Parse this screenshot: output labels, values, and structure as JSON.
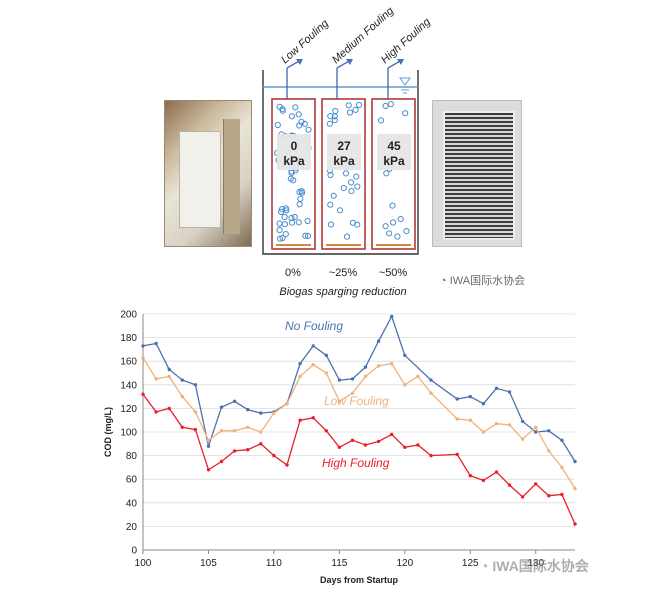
{
  "diagram": {
    "arrows": [
      "Low Fouling",
      "Medium Fouling",
      "High Fouling"
    ],
    "pressures": [
      {
        "value": "0",
        "unit": "kPa"
      },
      {
        "value": "27",
        "unit": "kPa"
      },
      {
        "value": "45",
        "unit": "kPa"
      }
    ],
    "reductions": [
      "0%",
      "~25%",
      "~50%"
    ],
    "caption": "Biogas sparging reduction"
  },
  "watermarks": {
    "top": "IWA国际水协会",
    "bottom": "IWA国际水协会"
  },
  "colors": {
    "no_fouling": "#4a72b0",
    "low_fouling": "#f0b27a",
    "high_fouling": "#e8202a",
    "tank_border": "#b03a3a",
    "bubble": "#4a8ed0"
  },
  "chart_data": {
    "type": "line",
    "xlabel": "Days from Startup",
    "ylabel": "COD (mg/L)",
    "xlim": [
      100,
      133
    ],
    "ylim": [
      0,
      200
    ],
    "xticks": [
      "100",
      "105",
      "110",
      "115",
      "120",
      "125",
      "130"
    ],
    "yticks": [
      "0",
      "20",
      "40",
      "60",
      "80",
      "100",
      "120",
      "140",
      "160",
      "180",
      "200"
    ],
    "grid": "horizontal",
    "series": [
      {
        "name": "No Fouling",
        "x": [
          100,
          101,
          102,
          103,
          104,
          105,
          106,
          107,
          108,
          109,
          110,
          111,
          112,
          113,
          114,
          115,
          116,
          117,
          118,
          119,
          120,
          122,
          124,
          125,
          126,
          127,
          128,
          129,
          130,
          131,
          132,
          133
        ],
        "y": [
          173,
          175,
          153,
          144,
          140,
          88,
          121,
          126,
          119,
          116,
          117,
          124,
          158,
          173,
          165,
          144,
          145,
          155,
          177,
          198,
          165,
          144,
          128,
          130,
          124,
          137,
          134,
          109,
          100,
          101,
          93,
          75
        ]
      },
      {
        "name": "Low Fouling",
        "x": [
          100,
          101,
          102,
          103,
          104,
          105,
          106,
          107,
          108,
          109,
          110,
          111,
          112,
          113,
          114,
          115,
          116,
          117,
          118,
          119,
          120,
          121,
          122,
          124,
          125,
          126,
          127,
          128,
          129,
          130,
          131,
          132,
          133
        ],
        "y": [
          163,
          145,
          147,
          130,
          117,
          93,
          101,
          101,
          104,
          100,
          116,
          124,
          147,
          157,
          150,
          126,
          133,
          147,
          156,
          158,
          140,
          147,
          133,
          111,
          110,
          100,
          107,
          106,
          94,
          104,
          84,
          70,
          52
        ]
      },
      {
        "name": "High Fouling",
        "x": [
          100,
          101,
          102,
          103,
          104,
          105,
          106,
          107,
          108,
          109,
          110,
          111,
          112,
          113,
          114,
          115,
          116,
          117,
          118,
          119,
          120,
          121,
          122,
          124,
          125,
          126,
          127,
          128,
          129,
          130,
          131,
          132,
          133
        ],
        "y": [
          132,
          117,
          120,
          104,
          102,
          68,
          75,
          84,
          85,
          90,
          80,
          72,
          110,
          112,
          101,
          87,
          93,
          89,
          92,
          98,
          87,
          89,
          80,
          81,
          63,
          59,
          66,
          55,
          45,
          56,
          46,
          47,
          22
        ]
      }
    ]
  }
}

▶ _Directive_
Pictures excluded, quote all the data above exactly.

▶ _Task result_
Parse this screenshot: output labels, values, and structure as JSON.
{
  "diagram": {
    "arrows": [
      "Low Fouling",
      "Medium Fouling",
      "High Fouling"
    ],
    "pressures": [
      {
        "value": "0",
        "unit": "kPa"
      },
      {
        "value": "27",
        "unit": "kPa"
      },
      {
        "value": "45",
        "unit": "kPa"
      }
    ],
    "reductions": [
      "0%",
      "~25%",
      "~50%"
    ],
    "caption": "Biogas sparging reduction"
  },
  "watermarks": {
    "top": "IWA国际水协会",
    "bottom": "IWA国际水协会"
  },
  "colors": {
    "no_fouling": "#4a72b0",
    "low_fouling": "#f0b27a",
    "high_fouling": "#e8202a",
    "tank_border": "#b03a3a",
    "bubble": "#4a8ed0"
  },
  "chart_data": {
    "type": "line",
    "xlabel": "Days from Startup",
    "ylabel": "COD (mg/L)",
    "xlim": [
      100,
      133
    ],
    "ylim": [
      0,
      200
    ],
    "xticks": [
      "100",
      "105",
      "110",
      "115",
      "120",
      "125",
      "130"
    ],
    "yticks": [
      "0",
      "20",
      "40",
      "60",
      "80",
      "100",
      "120",
      "140",
      "160",
      "180",
      "200"
    ],
    "grid": "horizontal",
    "series": [
      {
        "name": "No Fouling",
        "x": [
          100,
          101,
          102,
          103,
          104,
          105,
          106,
          107,
          108,
          109,
          110,
          111,
          112,
          113,
          114,
          115,
          116,
          117,
          118,
          119,
          120,
          122,
          124,
          125,
          126,
          127,
          128,
          129,
          130,
          131,
          132,
          133
        ],
        "y": [
          173,
          175,
          153,
          144,
          140,
          88,
          121,
          126,
          119,
          116,
          117,
          124,
          158,
          173,
          165,
          144,
          145,
          155,
          177,
          198,
          165,
          144,
          128,
          130,
          124,
          137,
          134,
          109,
          100,
          101,
          93,
          75
        ]
      },
      {
        "name": "Low Fouling",
        "x": [
          100,
          101,
          102,
          103,
          104,
          105,
          106,
          107,
          108,
          109,
          110,
          111,
          112,
          113,
          114,
          115,
          116,
          117,
          118,
          119,
          120,
          121,
          122,
          124,
          125,
          126,
          127,
          128,
          129,
          130,
          131,
          132,
          133
        ],
        "y": [
          163,
          145,
          147,
          130,
          117,
          93,
          101,
          101,
          104,
          100,
          116,
          124,
          147,
          157,
          150,
          126,
          133,
          147,
          156,
          158,
          140,
          147,
          133,
          111,
          110,
          100,
          107,
          106,
          94,
          104,
          84,
          70,
          52
        ]
      },
      {
        "name": "High Fouling",
        "x": [
          100,
          101,
          102,
          103,
          104,
          105,
          106,
          107,
          108,
          109,
          110,
          111,
          112,
          113,
          114,
          115,
          116,
          117,
          118,
          119,
          120,
          121,
          122,
          124,
          125,
          126,
          127,
          128,
          129,
          130,
          131,
          132,
          133
        ],
        "y": [
          132,
          117,
          120,
          104,
          102,
          68,
          75,
          84,
          85,
          90,
          80,
          72,
          110,
          112,
          101,
          87,
          93,
          89,
          92,
          98,
          87,
          89,
          80,
          81,
          63,
          59,
          66,
          55,
          45,
          56,
          46,
          47,
          22
        ]
      }
    ]
  }
}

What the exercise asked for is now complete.